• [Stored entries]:
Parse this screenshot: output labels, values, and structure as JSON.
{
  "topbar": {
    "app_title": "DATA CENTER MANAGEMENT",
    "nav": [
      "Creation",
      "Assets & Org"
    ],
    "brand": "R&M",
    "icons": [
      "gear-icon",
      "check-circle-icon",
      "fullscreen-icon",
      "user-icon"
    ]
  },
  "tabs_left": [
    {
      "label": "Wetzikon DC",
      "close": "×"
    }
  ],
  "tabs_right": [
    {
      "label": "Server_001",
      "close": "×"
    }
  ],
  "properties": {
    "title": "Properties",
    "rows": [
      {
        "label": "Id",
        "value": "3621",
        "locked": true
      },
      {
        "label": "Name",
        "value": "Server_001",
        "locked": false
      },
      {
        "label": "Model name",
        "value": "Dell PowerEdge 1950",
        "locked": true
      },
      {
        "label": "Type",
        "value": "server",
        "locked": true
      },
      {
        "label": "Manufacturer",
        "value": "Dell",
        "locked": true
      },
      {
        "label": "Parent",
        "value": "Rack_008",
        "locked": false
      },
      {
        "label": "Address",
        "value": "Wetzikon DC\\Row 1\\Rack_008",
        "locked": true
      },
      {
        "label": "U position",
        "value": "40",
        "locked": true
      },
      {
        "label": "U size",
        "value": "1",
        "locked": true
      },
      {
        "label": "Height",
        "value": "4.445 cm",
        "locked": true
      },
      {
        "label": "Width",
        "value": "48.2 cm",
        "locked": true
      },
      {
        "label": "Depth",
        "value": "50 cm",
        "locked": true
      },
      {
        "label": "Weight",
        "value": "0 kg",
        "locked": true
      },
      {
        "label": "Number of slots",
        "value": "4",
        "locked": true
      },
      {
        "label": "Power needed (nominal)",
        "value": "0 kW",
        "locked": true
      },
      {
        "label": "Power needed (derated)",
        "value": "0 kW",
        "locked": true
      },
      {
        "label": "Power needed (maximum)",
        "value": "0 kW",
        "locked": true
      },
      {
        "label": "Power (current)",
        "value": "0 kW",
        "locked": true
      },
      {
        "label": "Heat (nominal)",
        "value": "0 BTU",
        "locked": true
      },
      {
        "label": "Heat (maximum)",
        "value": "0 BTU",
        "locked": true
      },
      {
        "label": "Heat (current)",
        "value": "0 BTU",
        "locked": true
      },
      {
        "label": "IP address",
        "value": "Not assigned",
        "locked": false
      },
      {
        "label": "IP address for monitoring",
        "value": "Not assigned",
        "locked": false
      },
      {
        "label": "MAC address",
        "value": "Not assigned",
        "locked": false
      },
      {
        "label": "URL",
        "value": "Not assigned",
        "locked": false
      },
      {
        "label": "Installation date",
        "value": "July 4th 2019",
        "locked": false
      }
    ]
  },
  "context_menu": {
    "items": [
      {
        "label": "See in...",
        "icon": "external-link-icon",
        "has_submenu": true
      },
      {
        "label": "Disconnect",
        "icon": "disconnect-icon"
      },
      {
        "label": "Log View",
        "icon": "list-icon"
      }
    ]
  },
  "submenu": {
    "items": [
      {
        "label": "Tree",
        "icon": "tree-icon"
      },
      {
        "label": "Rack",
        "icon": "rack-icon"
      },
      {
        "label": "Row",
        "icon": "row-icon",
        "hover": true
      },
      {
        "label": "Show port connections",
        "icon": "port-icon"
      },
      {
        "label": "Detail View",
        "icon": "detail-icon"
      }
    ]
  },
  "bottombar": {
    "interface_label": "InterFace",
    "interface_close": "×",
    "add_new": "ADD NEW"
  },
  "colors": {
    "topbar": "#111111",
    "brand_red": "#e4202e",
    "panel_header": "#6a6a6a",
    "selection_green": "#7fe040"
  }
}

• [Problem]: Show all lines from the records above where the word "maximum" occurs.

• [Answer for this exercise]:
        "label": "Power needed (maximum)",
        "label": "Heat (maximum)",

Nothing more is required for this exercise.